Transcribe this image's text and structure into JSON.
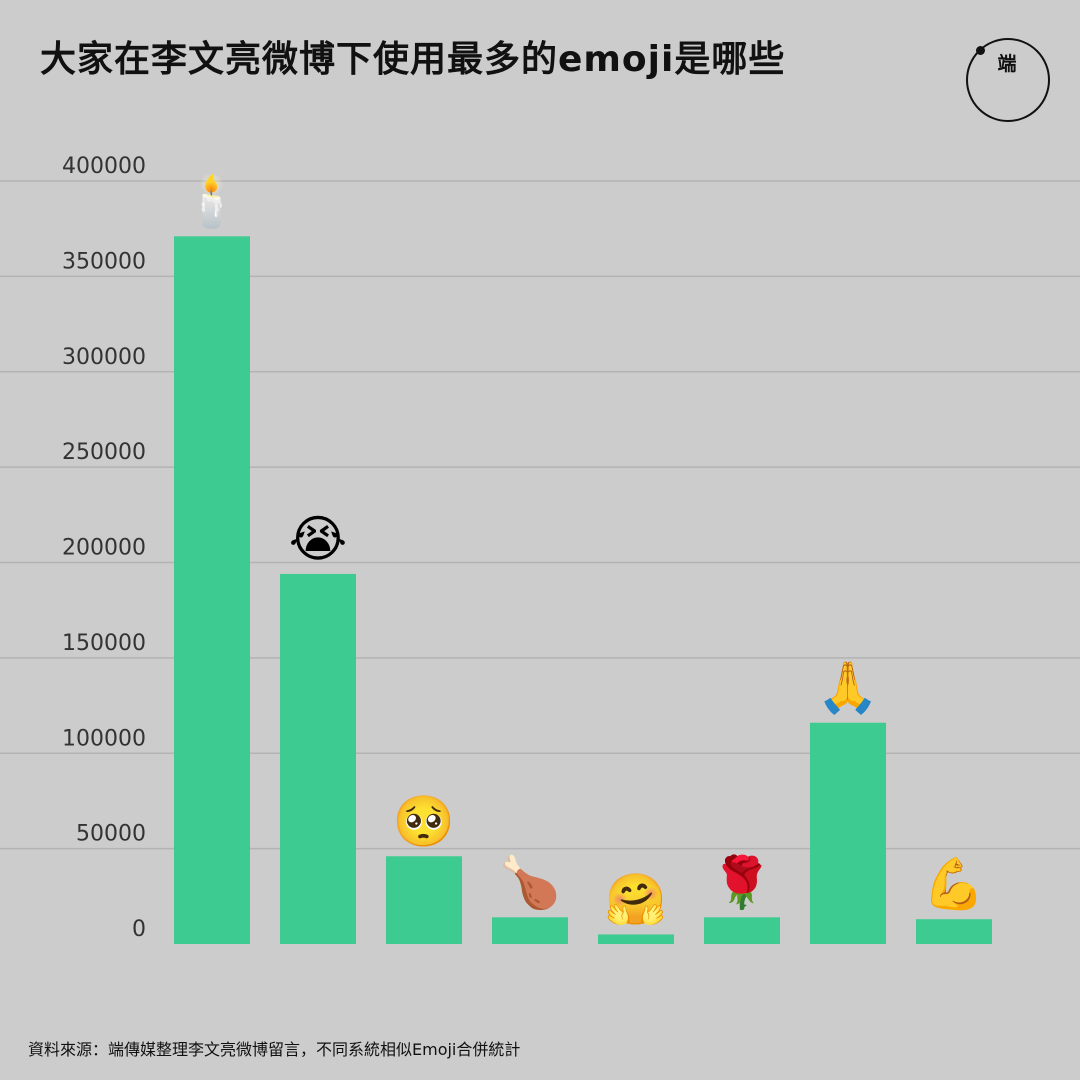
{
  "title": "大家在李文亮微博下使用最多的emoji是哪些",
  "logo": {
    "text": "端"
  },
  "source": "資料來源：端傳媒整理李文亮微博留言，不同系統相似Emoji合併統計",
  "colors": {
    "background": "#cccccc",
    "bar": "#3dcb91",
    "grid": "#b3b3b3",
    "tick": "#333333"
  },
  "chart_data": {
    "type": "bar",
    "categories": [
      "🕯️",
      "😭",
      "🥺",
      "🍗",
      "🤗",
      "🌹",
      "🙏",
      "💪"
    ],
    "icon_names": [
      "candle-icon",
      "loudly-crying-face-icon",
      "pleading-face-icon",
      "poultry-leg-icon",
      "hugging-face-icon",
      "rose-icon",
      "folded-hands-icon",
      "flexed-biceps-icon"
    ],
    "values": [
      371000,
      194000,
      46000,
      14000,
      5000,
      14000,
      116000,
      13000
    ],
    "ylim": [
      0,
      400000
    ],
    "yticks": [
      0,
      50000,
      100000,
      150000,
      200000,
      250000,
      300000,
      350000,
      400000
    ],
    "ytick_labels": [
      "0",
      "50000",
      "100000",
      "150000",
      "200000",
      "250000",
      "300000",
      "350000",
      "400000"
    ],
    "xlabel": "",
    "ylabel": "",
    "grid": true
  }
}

+ + +

### Exercise goal
Without including any pictures, output all the entries above exactly.

### Exercise solution
Transcribe this image's text and structure into JSON.
{
  "title": "大家在李文亮微博下使用最多的emoji是哪些",
  "logo": {
    "text": "端"
  },
  "source": "資料來源：端傳媒整理李文亮微博留言，不同系統相似Emoji合併統計",
  "colors": {
    "background": "#cccccc",
    "bar": "#3dcb91",
    "grid": "#b3b3b3",
    "tick": "#333333"
  },
  "chart_data": {
    "type": "bar",
    "categories": [
      "🕯️",
      "😭",
      "🥺",
      "🍗",
      "🤗",
      "🌹",
      "🙏",
      "💪"
    ],
    "icon_names": [
      "candle-icon",
      "loudly-crying-face-icon",
      "pleading-face-icon",
      "poultry-leg-icon",
      "hugging-face-icon",
      "rose-icon",
      "folded-hands-icon",
      "flexed-biceps-icon"
    ],
    "values": [
      371000,
      194000,
      46000,
      14000,
      5000,
      14000,
      116000,
      13000
    ],
    "ylim": [
      0,
      400000
    ],
    "yticks": [
      0,
      50000,
      100000,
      150000,
      200000,
      250000,
      300000,
      350000,
      400000
    ],
    "ytick_labels": [
      "0",
      "50000",
      "100000",
      "150000",
      "200000",
      "250000",
      "300000",
      "350000",
      "400000"
    ],
    "xlabel": "",
    "ylabel": "",
    "grid": true
  }
}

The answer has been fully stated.